>> start

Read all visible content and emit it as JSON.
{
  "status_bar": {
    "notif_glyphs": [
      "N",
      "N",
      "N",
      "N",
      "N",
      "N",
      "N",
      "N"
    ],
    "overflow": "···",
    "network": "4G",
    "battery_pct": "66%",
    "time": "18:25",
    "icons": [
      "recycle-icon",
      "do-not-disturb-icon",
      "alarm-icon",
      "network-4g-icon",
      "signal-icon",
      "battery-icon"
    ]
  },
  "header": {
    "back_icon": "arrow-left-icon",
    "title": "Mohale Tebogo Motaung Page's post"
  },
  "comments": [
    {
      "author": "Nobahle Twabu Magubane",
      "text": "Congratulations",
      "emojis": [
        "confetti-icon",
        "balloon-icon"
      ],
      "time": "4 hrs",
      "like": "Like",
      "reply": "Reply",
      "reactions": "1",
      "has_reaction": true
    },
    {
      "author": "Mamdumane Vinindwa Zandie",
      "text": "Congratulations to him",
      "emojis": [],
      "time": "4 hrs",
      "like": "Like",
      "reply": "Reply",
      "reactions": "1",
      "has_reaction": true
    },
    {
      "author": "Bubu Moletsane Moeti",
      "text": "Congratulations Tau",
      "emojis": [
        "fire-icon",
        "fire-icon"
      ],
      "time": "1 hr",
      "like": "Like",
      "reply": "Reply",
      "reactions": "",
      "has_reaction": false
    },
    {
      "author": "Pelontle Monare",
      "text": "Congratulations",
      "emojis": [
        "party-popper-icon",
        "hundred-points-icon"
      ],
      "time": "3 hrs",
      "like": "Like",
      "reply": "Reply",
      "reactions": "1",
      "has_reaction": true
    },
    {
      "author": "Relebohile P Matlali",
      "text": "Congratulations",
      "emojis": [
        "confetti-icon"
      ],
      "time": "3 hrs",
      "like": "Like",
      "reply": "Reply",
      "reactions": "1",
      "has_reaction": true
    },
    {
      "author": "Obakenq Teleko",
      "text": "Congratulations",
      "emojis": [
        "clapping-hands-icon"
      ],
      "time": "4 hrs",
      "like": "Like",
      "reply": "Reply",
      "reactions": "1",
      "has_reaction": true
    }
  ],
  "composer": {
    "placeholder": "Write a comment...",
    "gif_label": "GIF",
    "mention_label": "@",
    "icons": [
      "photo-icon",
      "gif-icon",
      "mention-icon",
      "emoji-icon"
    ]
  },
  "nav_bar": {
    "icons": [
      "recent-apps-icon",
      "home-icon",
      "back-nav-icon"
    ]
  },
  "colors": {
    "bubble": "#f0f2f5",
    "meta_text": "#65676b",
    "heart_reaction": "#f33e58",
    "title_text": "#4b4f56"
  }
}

>> end

INSTRUCTION>
Everything in the listing above should be restated exactly.

FINAL ANSWER>
Read all visible content and emit it as JSON.
{
  "status_bar": {
    "notif_glyphs": [
      "N",
      "N",
      "N",
      "N",
      "N",
      "N",
      "N",
      "N"
    ],
    "overflow": "···",
    "network": "4G",
    "battery_pct": "66%",
    "time": "18:25",
    "icons": [
      "recycle-icon",
      "do-not-disturb-icon",
      "alarm-icon",
      "network-4g-icon",
      "signal-icon",
      "battery-icon"
    ]
  },
  "header": {
    "back_icon": "arrow-left-icon",
    "title": "Mohale Tebogo Motaung Page's post"
  },
  "comments": [
    {
      "author": "Nobahle Twabu Magubane",
      "text": "Congratulations",
      "emojis": [
        "confetti-icon",
        "balloon-icon"
      ],
      "time": "4 hrs",
      "like": "Like",
      "reply": "Reply",
      "reactions": "1",
      "has_reaction": true
    },
    {
      "author": "Mamdumane Vinindwa Zandie",
      "text": "Congratulations to him",
      "emojis": [],
      "time": "4 hrs",
      "like": "Like",
      "reply": "Reply",
      "reactions": "1",
      "has_reaction": true
    },
    {
      "author": "Bubu Moletsane Moeti",
      "text": "Congratulations Tau",
      "emojis": [
        "fire-icon",
        "fire-icon"
      ],
      "time": "1 hr",
      "like": "Like",
      "reply": "Reply",
      "reactions": "",
      "has_reaction": false
    },
    {
      "author": "Pelontle Monare",
      "text": "Congratulations",
      "emojis": [
        "party-popper-icon",
        "hundred-points-icon"
      ],
      "time": "3 hrs",
      "like": "Like",
      "reply": "Reply",
      "reactions": "1",
      "has_reaction": true
    },
    {
      "author": "Relebohile P Matlali",
      "text": "Congratulations",
      "emojis": [
        "confetti-icon"
      ],
      "time": "3 hrs",
      "like": "Like",
      "reply": "Reply",
      "reactions": "1",
      "has_reaction": true
    },
    {
      "author": "Obakenq Teleko",
      "text": "Congratulations",
      "emojis": [
        "clapping-hands-icon"
      ],
      "time": "4 hrs",
      "like": "Like",
      "reply": "Reply",
      "reactions": "1",
      "has_reaction": true
    }
  ],
  "composer": {
    "placeholder": "Write a comment...",
    "gif_label": "GIF",
    "mention_label": "@",
    "icons": [
      "photo-icon",
      "gif-icon",
      "mention-icon",
      "emoji-icon"
    ]
  },
  "nav_bar": {
    "icons": [
      "recent-apps-icon",
      "home-icon",
      "back-nav-icon"
    ]
  },
  "colors": {
    "bubble": "#f0f2f5",
    "meta_text": "#65676b",
    "heart_reaction": "#f33e58",
    "title_text": "#4b4f56"
  }
}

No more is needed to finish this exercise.